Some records
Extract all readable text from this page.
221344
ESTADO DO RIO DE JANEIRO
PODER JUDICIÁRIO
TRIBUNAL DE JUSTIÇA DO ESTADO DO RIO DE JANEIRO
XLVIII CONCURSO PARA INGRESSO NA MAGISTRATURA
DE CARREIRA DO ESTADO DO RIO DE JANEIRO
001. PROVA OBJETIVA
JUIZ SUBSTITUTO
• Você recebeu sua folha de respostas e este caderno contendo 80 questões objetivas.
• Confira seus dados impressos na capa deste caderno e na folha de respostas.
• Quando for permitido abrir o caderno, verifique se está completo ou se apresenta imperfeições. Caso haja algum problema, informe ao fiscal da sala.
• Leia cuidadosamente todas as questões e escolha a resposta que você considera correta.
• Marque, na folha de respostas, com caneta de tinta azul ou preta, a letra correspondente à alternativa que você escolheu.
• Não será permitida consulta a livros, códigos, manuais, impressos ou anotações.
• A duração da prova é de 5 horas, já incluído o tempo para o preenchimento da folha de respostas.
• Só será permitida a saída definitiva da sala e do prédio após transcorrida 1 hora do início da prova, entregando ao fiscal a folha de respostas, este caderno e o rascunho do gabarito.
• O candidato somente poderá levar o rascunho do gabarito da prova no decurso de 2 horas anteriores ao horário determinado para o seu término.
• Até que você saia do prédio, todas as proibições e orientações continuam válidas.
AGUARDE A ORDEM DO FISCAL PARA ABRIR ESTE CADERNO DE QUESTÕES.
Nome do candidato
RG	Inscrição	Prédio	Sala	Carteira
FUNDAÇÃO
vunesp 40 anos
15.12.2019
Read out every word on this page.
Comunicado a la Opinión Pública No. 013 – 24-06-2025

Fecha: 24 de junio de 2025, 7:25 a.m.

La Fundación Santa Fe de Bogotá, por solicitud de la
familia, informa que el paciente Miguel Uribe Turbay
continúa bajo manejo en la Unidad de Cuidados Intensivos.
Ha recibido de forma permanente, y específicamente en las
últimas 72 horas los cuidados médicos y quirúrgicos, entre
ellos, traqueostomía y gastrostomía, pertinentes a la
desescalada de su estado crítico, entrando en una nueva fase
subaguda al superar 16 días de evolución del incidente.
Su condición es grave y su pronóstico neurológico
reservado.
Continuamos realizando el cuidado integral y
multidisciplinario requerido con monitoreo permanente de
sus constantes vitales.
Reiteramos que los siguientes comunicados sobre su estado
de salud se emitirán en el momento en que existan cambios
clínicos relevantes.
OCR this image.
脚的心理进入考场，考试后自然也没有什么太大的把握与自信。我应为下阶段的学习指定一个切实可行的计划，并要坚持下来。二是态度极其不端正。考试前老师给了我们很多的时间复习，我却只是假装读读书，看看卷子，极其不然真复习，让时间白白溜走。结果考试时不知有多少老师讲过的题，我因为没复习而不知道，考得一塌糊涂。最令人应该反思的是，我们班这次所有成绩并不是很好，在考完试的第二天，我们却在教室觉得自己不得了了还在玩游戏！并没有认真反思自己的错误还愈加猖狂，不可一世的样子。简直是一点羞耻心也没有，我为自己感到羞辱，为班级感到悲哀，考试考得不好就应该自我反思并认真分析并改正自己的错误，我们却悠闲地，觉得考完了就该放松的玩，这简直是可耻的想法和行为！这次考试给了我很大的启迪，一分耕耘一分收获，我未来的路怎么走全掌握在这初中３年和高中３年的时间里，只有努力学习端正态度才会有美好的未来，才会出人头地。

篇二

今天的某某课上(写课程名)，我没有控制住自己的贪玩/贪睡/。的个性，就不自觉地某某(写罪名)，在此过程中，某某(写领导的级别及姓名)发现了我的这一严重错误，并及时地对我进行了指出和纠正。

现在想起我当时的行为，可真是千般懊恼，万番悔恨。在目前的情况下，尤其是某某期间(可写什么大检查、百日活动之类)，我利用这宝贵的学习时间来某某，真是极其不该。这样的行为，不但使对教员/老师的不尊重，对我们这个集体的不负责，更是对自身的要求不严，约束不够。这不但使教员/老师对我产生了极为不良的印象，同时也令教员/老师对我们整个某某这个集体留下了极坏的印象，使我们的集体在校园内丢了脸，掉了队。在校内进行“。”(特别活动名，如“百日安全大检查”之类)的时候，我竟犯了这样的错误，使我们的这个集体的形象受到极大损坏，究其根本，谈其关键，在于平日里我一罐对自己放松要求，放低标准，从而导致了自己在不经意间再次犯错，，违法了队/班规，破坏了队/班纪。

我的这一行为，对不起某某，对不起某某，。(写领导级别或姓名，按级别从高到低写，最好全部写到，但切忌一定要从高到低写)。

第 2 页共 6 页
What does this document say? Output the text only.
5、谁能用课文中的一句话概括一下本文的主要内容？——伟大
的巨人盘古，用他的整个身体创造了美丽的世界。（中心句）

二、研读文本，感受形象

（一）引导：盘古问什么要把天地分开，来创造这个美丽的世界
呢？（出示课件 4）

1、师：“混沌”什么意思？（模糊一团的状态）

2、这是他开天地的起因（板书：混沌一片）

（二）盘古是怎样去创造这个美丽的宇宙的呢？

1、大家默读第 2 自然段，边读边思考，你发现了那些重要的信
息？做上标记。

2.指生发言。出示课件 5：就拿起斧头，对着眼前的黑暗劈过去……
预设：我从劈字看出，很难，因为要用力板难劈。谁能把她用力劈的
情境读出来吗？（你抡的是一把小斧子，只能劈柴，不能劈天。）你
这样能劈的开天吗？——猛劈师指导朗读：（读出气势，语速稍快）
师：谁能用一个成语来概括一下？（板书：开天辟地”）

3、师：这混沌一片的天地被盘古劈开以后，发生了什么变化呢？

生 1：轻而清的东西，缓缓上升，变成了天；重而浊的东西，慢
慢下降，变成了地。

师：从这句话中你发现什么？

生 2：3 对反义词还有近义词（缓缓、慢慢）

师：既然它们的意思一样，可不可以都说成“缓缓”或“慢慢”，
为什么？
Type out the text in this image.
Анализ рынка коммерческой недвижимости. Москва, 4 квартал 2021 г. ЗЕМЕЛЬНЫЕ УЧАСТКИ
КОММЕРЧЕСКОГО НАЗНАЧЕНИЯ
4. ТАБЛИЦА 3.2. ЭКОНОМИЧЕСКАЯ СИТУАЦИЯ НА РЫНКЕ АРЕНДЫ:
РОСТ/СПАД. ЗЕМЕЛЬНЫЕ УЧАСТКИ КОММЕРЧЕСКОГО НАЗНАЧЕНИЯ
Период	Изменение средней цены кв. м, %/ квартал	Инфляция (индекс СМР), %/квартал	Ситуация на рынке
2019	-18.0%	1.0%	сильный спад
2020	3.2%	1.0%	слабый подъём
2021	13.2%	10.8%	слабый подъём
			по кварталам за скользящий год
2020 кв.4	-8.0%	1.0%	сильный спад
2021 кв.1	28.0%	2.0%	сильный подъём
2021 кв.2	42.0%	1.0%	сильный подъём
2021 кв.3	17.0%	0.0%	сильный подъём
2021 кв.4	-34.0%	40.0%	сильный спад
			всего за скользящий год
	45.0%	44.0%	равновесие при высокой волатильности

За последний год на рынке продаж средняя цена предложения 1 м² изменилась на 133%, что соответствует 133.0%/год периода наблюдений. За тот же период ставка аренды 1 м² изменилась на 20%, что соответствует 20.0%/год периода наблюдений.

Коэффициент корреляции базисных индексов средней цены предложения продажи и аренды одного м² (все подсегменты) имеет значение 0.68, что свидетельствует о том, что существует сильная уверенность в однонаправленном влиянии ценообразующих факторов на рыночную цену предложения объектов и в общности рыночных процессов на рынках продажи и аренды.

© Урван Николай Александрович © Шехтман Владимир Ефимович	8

■ Requirement
Restate each record exactly as written.

■ Final result
Extract all readable text from this page.
221344
ESTADO DO RIO DE JANEIRO
PODER JUDICIÁRIO
TRIBUNAL DE JUSTIÇA DO ESTADO DO RIO DE JANEIRO
XLVIII CONCURSO PARA INGRESSO NA MAGISTRATURA
DE CARREIRA DO ESTADO DO RIO DE JANEIRO
001. PROVA OBJETIVA
JUIZ SUBSTITUTO
• Você recebeu sua folha de respostas e este caderno contendo 80 questões objetivas.
• Confira seus dados impressos na capa deste caderno e na folha de respostas.
• Quando for permitido abrir o caderno, verifique se está completo ou se apresenta imperfeições. Caso haja algum problema, informe ao fiscal da sala.
• Leia cuidadosamente todas as questões e escolha a resposta que você considera correta.
• Marque, na folha de respostas, com caneta de tinta azul ou preta, a letra correspondente à alternativa que você escolheu.
• Não será permitida consulta a livros, códigos, manuais, impressos ou anotações.
• A duração da prova é de 5 horas, já incluído o tempo para o preenchimento da folha de respostas.
• Só será permitida a saída definitiva da sala e do prédio após transcorrida 1 hora do início da prova, entregando ao fiscal a folha de respostas, este caderno e o rascunho do gabarito.
• O candidato somente poderá levar o rascunho do gabarito da prova no decurso de 2 horas anteriores ao horário determinado para o seu término.
• Até que você saia do prédio, todas as proibições e orientações continuam válidas.
AGUARDE A ORDEM DO FISCAL PARA ABRIR ESTE CADERNO DE QUESTÕES.
Nome do candidato
RG	Inscrição	Prédio	Sala	Carteira
FUNDAÇÃO
vunesp 40 anos
15.12.2019
Read out every word on this page.
Comunicado a la Opinión Pública No. 013 – 24-06-2025

Fecha: 24 de junio de 2025, 7:25 a.m.

La Fundación Santa Fe de Bogotá, por solicitud de la
familia, informa que el paciente Miguel Uribe Turbay
continúa bajo manejo en la Unidad de Cuidados Intensivos.
Ha recibido de forma permanente, y específicamente en las
últimas 72 horas los cuidados médicos y quirúrgicos, entre
ellos, traqueostomía y gastrostomía, pertinentes a la
desescalada de su estado crítico, entrando en una nueva fase
subaguda al superar 16 días de evolución del incidente.
Su condición es grave y su pronóstico neurológico
reservado.
Continuamos realizando el cuidado integral y
multidisciplinario requerido con monitoreo permanente de
sus constantes vitales.
Reiteramos que los siguientes comunicados sobre su estado
de salud se emitirán en el momento en que existan cambios
clínicos relevantes.
OCR this image.
脚的心理进入考场，考试后自然也没有什么太大的把握与自信。我应为下阶段的学习指定一个切实可行的计划，并要坚持下来。二是态度极其不端正。考试前老师给了我们很多的时间复习，我却只是假装读读书，看看卷子，极其不然真复习，让时间白白溜走。结果考试时不知有多少老师讲过的题，我因为没复习而不知道，考得一塌糊涂。最令人应该反思的是，我们班这次所有成绩并不是很好，在考完试的第二天，我们却在教室觉得自己不得了了还在玩游戏！并没有认真反思自己的错误还愈加猖狂，不可一世的样子。简直是一点羞耻心也没有，我为自己感到羞辱，为班级感到悲哀，考试考得不好就应该自我反思并认真分析并改正自己的错误，我们却悠闲地，觉得考完了就该放松的玩，这简直是可耻的想法和行为！这次考试给了我很大的启迪，一分耕耘一分收获，我未来的路怎么走全掌握在这初中３年和高中３年的时间里，只有努力学习端正态度才会有美好的未来，才会出人头地。

篇二

今天的某某课上(写课程名)，我没有控制住自己的贪玩/贪睡/。的个性，就不自觉地某某(写罪名)，在此过程中，某某(写领导的级别及姓名)发现了我的这一严重错误，并及时地对我进行了指出和纠正。

现在想起我当时的行为，可真是千般懊恼，万番悔恨。在目前的情况下，尤其是某某期间(可写什么大检查、百日活动之类)，我利用这宝贵的学习时间来某某，真是极其不该。这样的行为，不但使对教员/老师的不尊重，对我们这个集体的不负责，更是对自身的要求不严，约束不够。这不但使教员/老师对我产生了极为不良的印象，同时也令教员/老师对我们整个某某这个集体留下了极坏的印象，使我们的集体在校园内丢了脸，掉了队。在校内进行“。”(特别活动名，如“百日安全大检查”之类)的时候，我竟犯了这样的错误，使我们的这个集体的形象受到极大损坏，究其根本，谈其关键，在于平日里我一罐对自己放松要求，放低标准，从而导致了自己在不经意间再次犯错，，违法了队/班规，破坏了队/班纪。

我的这一行为，对不起某某，对不起某某，。(写领导级别或姓名，按级别从高到低写，最好全部写到，但切忌一定要从高到低写)。

第 2 页共 6 页
What does this document say? Output the text only.
5、谁能用课文中的一句话概括一下本文的主要内容？——伟大
的巨人盘古，用他的整个身体创造了美丽的世界。（中心句）

二、研读文本，感受形象

（一）引导：盘古问什么要把天地分开，来创造这个美丽的世界
呢？（出示课件 4）

1、师：“混沌”什么意思？（模糊一团的状态）

2、这是他开天地的起因（板书：混沌一片）

（二）盘古是怎样去创造这个美丽的宇宙的呢？

1、大家默读第 2 自然段，边读边思考，你发现了那些重要的信
息？做上标记。

2.指生发言。出示课件 5：就拿起斧头，对着眼前的黑暗劈过去……
预设：我从劈字看出，很难，因为要用力板难劈。谁能把她用力劈的
情境读出来吗？（你抡的是一把小斧子，只能劈柴，不能劈天。）你
这样能劈的开天吗？——猛劈师指导朗读：（读出气势，语速稍快）
师：谁能用一个成语来概括一下？（板书：开天辟地”）

3、师：这混沌一片的天地被盘古劈开以后，发生了什么变化呢？

生 1：轻而清的东西，缓缓上升，变成了天；重而浊的东西，慢
慢下降，变成了地。

师：从这句话中你发现什么？

生 2：3 对反义词还有近义词（缓缓、慢慢）

师：既然它们的意思一样，可不可以都说成“缓缓”或“慢慢”，
为什么？
Type out the text in this image.
Анализ рынка коммерческой недвижимости. Москва, 4 квартал 2021 г. ЗЕМЕЛЬНЫЕ УЧАСТКИ
КОММЕРЧЕСКОГО НАЗНАЧЕНИЯ
4. ТАБЛИЦА 3.2. ЭКОНОМИЧЕСКАЯ СИТУАЦИЯ НА РЫНКЕ АРЕНДЫ:
РОСТ/СПАД. ЗЕМЕЛЬНЫЕ УЧАСТКИ КОММЕРЧЕСКОГО НАЗНАЧЕНИЯ
Период	Изменение средней цены кв. м, %/ квартал	Инфляция (индекс СМР), %/квартал	Ситуация на рынке
2019	-18.0%	1.0%	сильный спад
2020	3.2%	1.0%	слабый подъём
2021	13.2%	10.8%	слабый подъём
			по кварталам за скользящий год
2020 кв.4	-8.0%	1.0%	сильный спад
2021 кв.1	28.0%	2.0%	сильный подъём
2021 кв.2	42.0%	1.0%	сильный подъём
2021 кв.3	17.0%	0.0%	сильный подъём
2021 кв.4	-34.0%	40.0%	сильный спад
			всего за скользящий год
	45.0%	44.0%	равновесие при высокой волатильности

За последний год на рынке продаж средняя цена предложения 1 м² изменилась на 133%, что соответствует 133.0%/год периода наблюдений. За тот же период ставка аренды 1 м² изменилась на 20%, что соответствует 20.0%/год периода наблюдений.

Коэффициент корреляции базисных индексов средней цены предложения продажи и аренды одного м² (все подсегменты) имеет значение 0.68, что свидетельствует о том, что существует сильная уверенность в однонаправленном влиянии ценообразующих факторов на рыночную цену предложения объектов и в общности рыночных процессов на рынках продажи и аренды.

© Урван Николай Александрович © Шехтман Владимир Ефимович	8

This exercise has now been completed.